— Start Exercise data —
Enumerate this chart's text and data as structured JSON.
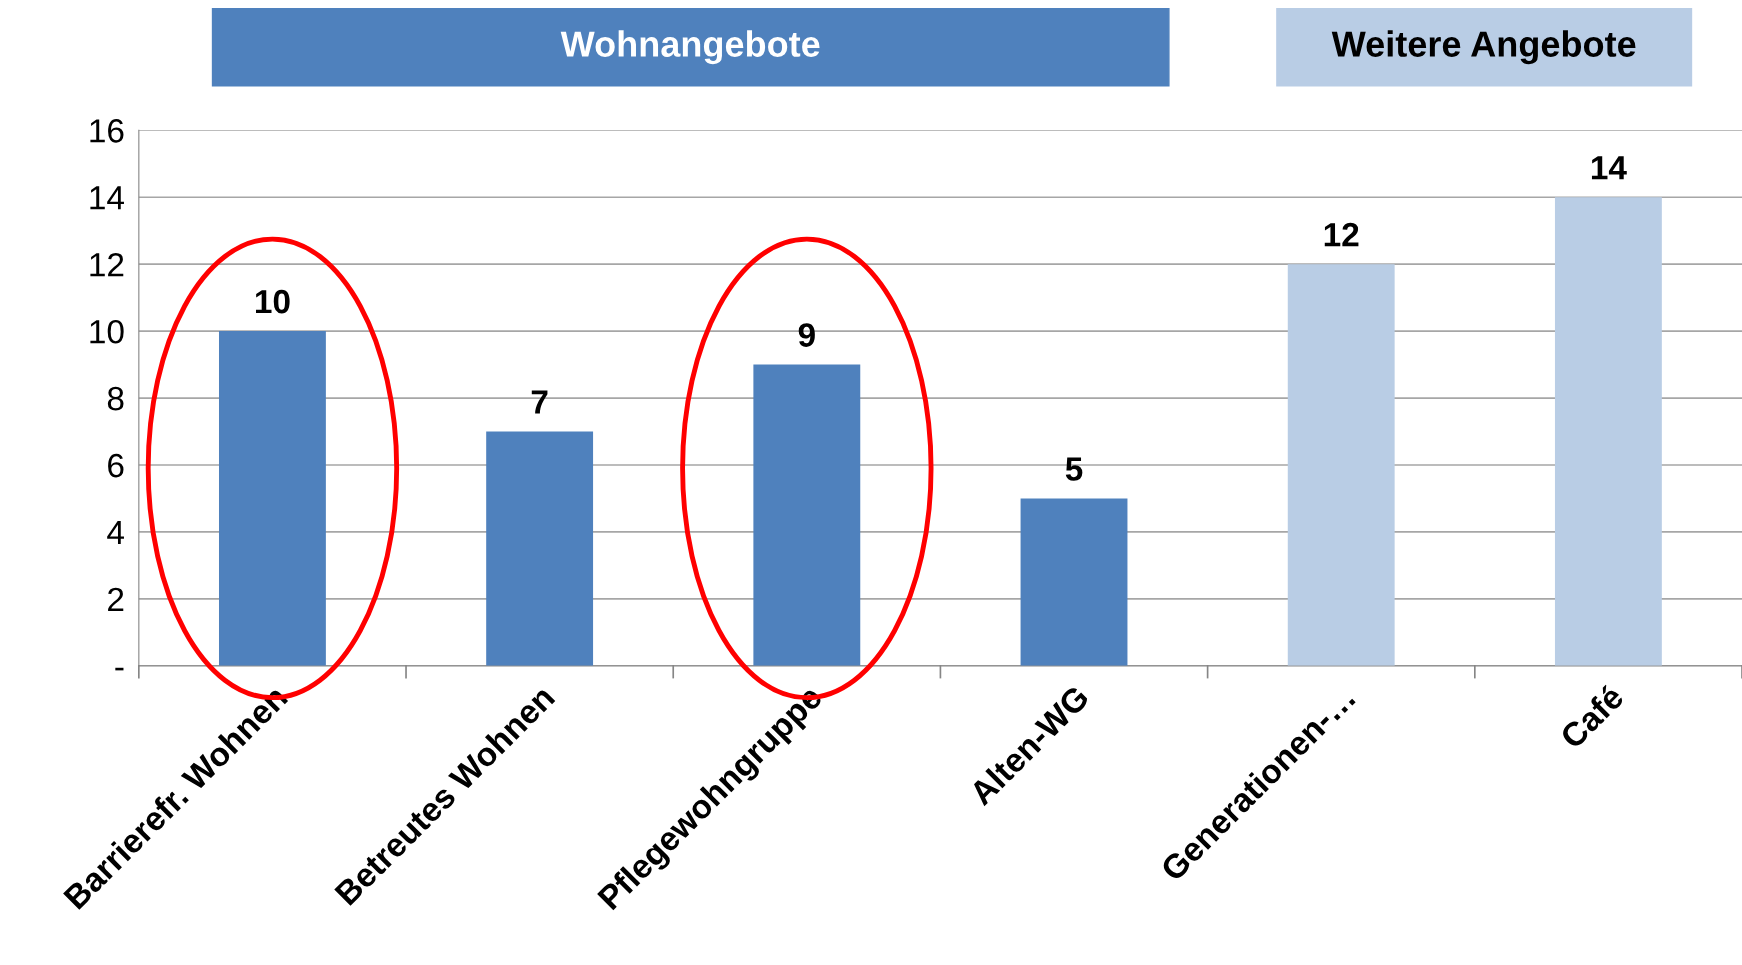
{
  "chart_data": {
    "type": "bar",
    "categories": [
      "Barrierefr. Wohnen",
      "Betreutes Wohnen",
      "Pflegewohngruppe",
      "Alten-WG",
      "Generationen-…",
      "Café"
    ],
    "values": [
      10,
      7,
      9,
      5,
      12,
      14
    ],
    "colors": [
      "#4f81bd",
      "#4f81bd",
      "#4f81bd",
      "#4f81bd",
      "#b9cde5",
      "#b9cde5"
    ],
    "ylim": [
      0,
      16
    ],
    "yticks": [
      {
        "value": 0,
        "label": "-"
      },
      2,
      4,
      6,
      8,
      10,
      12,
      14,
      16
    ],
    "grid": "y",
    "data_labels": true,
    "annotations": [
      "Wohnangebote",
      "Weitere Angebote"
    ]
  }
}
— End Exercise data —
Give all the lines above again, character for character, without pictures.

__Solution to the problem__.
Enumerate this chart's text and data as structured JSON.
{
  "chart_data": {
    "type": "bar",
    "categories": [
      "Barrierefr. Wohnen",
      "Betreutes Wohnen",
      "Pflegewohngruppe",
      "Alten-WG",
      "Generationen-…",
      "Café"
    ],
    "values": [
      10,
      7,
      9,
      5,
      12,
      14
    ],
    "colors": [
      "#4f81bd",
      "#4f81bd",
      "#4f81bd",
      "#4f81bd",
      "#b9cde5",
      "#b9cde5"
    ],
    "ylim": [
      0,
      16
    ],
    "yticks": [
      {
        "value": 0,
        "label": "-"
      },
      2,
      4,
      6,
      8,
      10,
      12,
      14,
      16
    ],
    "grid": "y",
    "data_labels": true,
    "annotations": [
      "Wohnangebote",
      "Weitere Angebote"
    ]
  }
}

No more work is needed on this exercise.